Given task:
Output all the material that follows, exactly as given.
## start
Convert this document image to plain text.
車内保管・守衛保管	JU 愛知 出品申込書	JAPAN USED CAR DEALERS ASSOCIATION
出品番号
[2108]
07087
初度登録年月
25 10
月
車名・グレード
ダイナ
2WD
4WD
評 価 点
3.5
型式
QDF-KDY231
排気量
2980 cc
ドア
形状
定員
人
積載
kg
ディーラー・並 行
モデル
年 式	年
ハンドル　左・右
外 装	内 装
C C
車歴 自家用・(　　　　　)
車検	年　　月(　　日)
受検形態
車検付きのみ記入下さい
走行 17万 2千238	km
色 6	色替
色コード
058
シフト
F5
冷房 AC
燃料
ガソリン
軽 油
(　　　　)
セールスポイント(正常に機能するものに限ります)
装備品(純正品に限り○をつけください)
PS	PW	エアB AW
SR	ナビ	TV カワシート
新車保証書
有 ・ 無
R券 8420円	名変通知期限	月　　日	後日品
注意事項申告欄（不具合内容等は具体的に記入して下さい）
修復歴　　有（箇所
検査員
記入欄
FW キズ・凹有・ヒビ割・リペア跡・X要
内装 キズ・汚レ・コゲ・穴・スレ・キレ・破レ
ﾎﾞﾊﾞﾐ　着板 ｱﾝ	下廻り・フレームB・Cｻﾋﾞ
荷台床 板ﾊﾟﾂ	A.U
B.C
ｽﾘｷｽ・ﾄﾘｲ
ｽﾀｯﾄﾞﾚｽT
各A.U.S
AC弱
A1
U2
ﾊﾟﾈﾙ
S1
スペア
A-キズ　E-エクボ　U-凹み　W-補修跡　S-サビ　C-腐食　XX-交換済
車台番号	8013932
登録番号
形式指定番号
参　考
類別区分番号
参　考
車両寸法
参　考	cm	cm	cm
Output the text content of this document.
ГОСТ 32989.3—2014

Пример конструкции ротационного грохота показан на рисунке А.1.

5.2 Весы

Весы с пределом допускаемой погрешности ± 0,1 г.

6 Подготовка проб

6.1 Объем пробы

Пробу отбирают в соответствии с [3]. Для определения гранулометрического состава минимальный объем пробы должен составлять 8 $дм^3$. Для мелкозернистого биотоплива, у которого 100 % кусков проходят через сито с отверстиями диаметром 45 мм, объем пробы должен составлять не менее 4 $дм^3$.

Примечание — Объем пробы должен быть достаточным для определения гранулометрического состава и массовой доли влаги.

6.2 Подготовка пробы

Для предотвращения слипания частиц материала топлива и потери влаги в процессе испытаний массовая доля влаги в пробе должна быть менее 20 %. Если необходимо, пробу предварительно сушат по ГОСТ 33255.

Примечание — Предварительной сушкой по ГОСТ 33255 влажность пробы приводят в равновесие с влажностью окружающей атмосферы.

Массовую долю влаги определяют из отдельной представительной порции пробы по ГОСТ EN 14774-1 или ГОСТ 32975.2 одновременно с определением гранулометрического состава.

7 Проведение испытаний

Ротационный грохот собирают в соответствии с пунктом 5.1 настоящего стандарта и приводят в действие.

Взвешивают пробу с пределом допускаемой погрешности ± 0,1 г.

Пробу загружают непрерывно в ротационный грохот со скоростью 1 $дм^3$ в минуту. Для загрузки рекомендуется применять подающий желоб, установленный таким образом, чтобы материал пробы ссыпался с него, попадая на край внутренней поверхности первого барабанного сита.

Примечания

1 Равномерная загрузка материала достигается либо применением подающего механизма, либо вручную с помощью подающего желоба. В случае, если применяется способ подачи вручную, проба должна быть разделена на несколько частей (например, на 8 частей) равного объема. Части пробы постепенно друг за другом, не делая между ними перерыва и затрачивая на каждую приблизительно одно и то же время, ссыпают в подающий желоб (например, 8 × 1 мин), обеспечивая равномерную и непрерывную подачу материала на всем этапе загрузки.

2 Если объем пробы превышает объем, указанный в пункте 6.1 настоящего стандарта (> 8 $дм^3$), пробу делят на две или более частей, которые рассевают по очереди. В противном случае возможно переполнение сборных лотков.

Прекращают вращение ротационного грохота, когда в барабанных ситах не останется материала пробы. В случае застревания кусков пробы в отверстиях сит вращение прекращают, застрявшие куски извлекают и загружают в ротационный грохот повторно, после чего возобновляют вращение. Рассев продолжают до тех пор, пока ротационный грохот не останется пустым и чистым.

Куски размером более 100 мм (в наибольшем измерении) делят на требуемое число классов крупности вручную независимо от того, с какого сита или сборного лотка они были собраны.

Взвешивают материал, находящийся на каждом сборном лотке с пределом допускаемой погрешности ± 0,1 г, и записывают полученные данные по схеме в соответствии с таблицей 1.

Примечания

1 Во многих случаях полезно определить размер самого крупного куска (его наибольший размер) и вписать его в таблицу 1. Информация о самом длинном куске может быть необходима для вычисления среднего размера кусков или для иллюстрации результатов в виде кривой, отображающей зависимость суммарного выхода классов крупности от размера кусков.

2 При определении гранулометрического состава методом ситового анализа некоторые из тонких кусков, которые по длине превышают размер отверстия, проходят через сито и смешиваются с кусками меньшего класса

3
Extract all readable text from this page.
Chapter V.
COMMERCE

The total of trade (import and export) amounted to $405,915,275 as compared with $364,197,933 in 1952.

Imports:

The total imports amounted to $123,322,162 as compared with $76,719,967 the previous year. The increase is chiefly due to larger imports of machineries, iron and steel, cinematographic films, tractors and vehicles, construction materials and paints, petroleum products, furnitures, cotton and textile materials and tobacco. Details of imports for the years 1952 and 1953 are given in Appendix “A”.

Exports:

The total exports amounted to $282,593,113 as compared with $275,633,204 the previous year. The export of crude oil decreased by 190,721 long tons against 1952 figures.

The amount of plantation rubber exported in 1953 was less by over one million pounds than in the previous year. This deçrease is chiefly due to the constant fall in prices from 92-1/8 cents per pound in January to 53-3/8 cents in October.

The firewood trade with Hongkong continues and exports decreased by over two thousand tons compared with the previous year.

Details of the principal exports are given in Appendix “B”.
## end
Written solution:
Convert this document image to plain text.
車内保管・守衛保管	JU 愛知 出品申込書	JAPAN USED CAR DEALERS ASSOCIATION
出品番号
[2108]
07087
初度登録年月
25 10
月
車名・グレード
ダイナ
2WD
4WD
評 価 点
3.5
型式
QDF-KDY231
排気量
2980 cc
ドア
形状
定員
人
積載
kg
ディーラー・並 行
モデル
年 式	年
ハンドル　左・右
外 装	内 装
C C
車歴 自家用・(　　　　　)
車検	年　　月(　　日)
受検形態
車検付きのみ記入下さい
走行 17万 2千238	km
色 6	色替
色コード
058
シフト
F5
冷房 AC
燃料
ガソリン
軽 油
(　　　　)
セールスポイント(正常に機能するものに限ります)
装備品(純正品に限り○をつけください)
PS	PW	エアB AW
SR	ナビ	TV カワシート
新車保証書
有 ・ 無
R券 8420円	名変通知期限	月　　日	後日品
注意事項申告欄（不具合内容等は具体的に記入して下さい）
修復歴　　有（箇所
検査員
記入欄
FW キズ・凹有・ヒビ割・リペア跡・X要
内装 キズ・汚レ・コゲ・穴・スレ・キレ・破レ
ﾎﾞﾊﾞﾐ　着板 ｱﾝ	下廻り・フレームB・Cｻﾋﾞ
荷台床 板ﾊﾟﾂ	A.U
B.C
ｽﾘｷｽ・ﾄﾘｲ
ｽﾀｯﾄﾞﾚｽT
各A.U.S
AC弱
A1
U2
ﾊﾟﾈﾙ
S1
スペア
A-キズ　E-エクボ　U-凹み　W-補修跡　S-サビ　C-腐食　XX-交換済
車台番号	8013932
登録番号
形式指定番号
参　考
類別区分番号
参　考
車両寸法
参　考	cm	cm	cm
Output the text content of this document.
ГОСТ 32989.3—2014

Пример конструкции ротационного грохота показан на рисунке А.1.

5.2 Весы

Весы с пределом допускаемой погрешности ± 0,1 г.

6 Подготовка проб

6.1 Объем пробы

Пробу отбирают в соответствии с [3]. Для определения гранулометрического состава минимальный объем пробы должен составлять 8 $дм^3$. Для мелкозернистого биотоплива, у которого 100 % кусков проходят через сито с отверстиями диаметром 45 мм, объем пробы должен составлять не менее 4 $дм^3$.

Примечание — Объем пробы должен быть достаточным для определения гранулометрического состава и массовой доли влаги.

6.2 Подготовка пробы

Для предотвращения слипания частиц материала топлива и потери влаги в процессе испытаний массовая доля влаги в пробе должна быть менее 20 %. Если необходимо, пробу предварительно сушат по ГОСТ 33255.

Примечание — Предварительной сушкой по ГОСТ 33255 влажность пробы приводят в равновесие с влажностью окружающей атмосферы.

Массовую долю влаги определяют из отдельной представительной порции пробы по ГОСТ EN 14774-1 или ГОСТ 32975.2 одновременно с определением гранулометрического состава.

7 Проведение испытаний

Ротационный грохот собирают в соответствии с пунктом 5.1 настоящего стандарта и приводят в действие.

Взвешивают пробу с пределом допускаемой погрешности ± 0,1 г.

Пробу загружают непрерывно в ротационный грохот со скоростью 1 $дм^3$ в минуту. Для загрузки рекомендуется применять подающий желоб, установленный таким образом, чтобы материал пробы ссыпался с него, попадая на край внутренней поверхности первого барабанного сита.

Примечания

1 Равномерная загрузка материала достигается либо применением подающего механизма, либо вручную с помощью подающего желоба. В случае, если применяется способ подачи вручную, проба должна быть разделена на несколько частей (например, на 8 частей) равного объема. Части пробы постепенно друг за другом, не делая между ними перерыва и затрачивая на каждую приблизительно одно и то же время, ссыпают в подающий желоб (например, 8 × 1 мин), обеспечивая равномерную и непрерывную подачу материала на всем этапе загрузки.

2 Если объем пробы превышает объем, указанный в пункте 6.1 настоящего стандарта (> 8 $дм^3$), пробу делят на две или более частей, которые рассевают по очереди. В противном случае возможно переполнение сборных лотков.

Прекращают вращение ротационного грохота, когда в барабанных ситах не останется материала пробы. В случае застревания кусков пробы в отверстиях сит вращение прекращают, застрявшие куски извлекают и загружают в ротационный грохот повторно, после чего возобновляют вращение. Рассев продолжают до тех пор, пока ротационный грохот не останется пустым и чистым.

Куски размером более 100 мм (в наибольшем измерении) делят на требуемое число классов крупности вручную независимо от того, с какого сита или сборного лотка они были собраны.

Взвешивают материал, находящийся на каждом сборном лотке с пределом допускаемой погрешности ± 0,1 г, и записывают полученные данные по схеме в соответствии с таблицей 1.

Примечания

1 Во многих случаях полезно определить размер самого крупного куска (его наибольший размер) и вписать его в таблицу 1. Информация о самом длинном куске может быть необходима для вычисления среднего размера кусков или для иллюстрации результатов в виде кривой, отображающей зависимость суммарного выхода классов крупности от размера кусков.

2 При определении гранулометрического состава методом ситового анализа некоторые из тонких кусков, которые по длине превышают размер отверстия, проходят через сито и смешиваются с кусками меньшего класса

3
Extract all readable text from this page.
Chapter V.
COMMERCE

The total of trade (import and export) amounted to $405,915,275 as compared with $364,197,933 in 1952.

Imports:

The total imports amounted to $123,322,162 as compared with $76,719,967 the previous year. The increase is chiefly due to larger imports of machineries, iron and steel, cinematographic films, tractors and vehicles, construction materials and paints, petroleum products, furnitures, cotton and textile materials and tobacco. Details of imports for the years 1952 and 1953 are given in Appendix “A”.

Exports:

The total exports amounted to $282,593,113 as compared with $275,633,204 the previous year. The export of crude oil decreased by 190,721 long tons against 1952 figures.

The amount of plantation rubber exported in 1953 was less by over one million pounds than in the previous year. This deçrease is chiefly due to the constant fall in prices from 92-1/8 cents per pound in January to 53-3/8 cents in October.

The firewood trade with Hongkong continues and exports decreased by over two thousand tons compared with the previous year.

Details of the principal exports are given in Appendix “B”.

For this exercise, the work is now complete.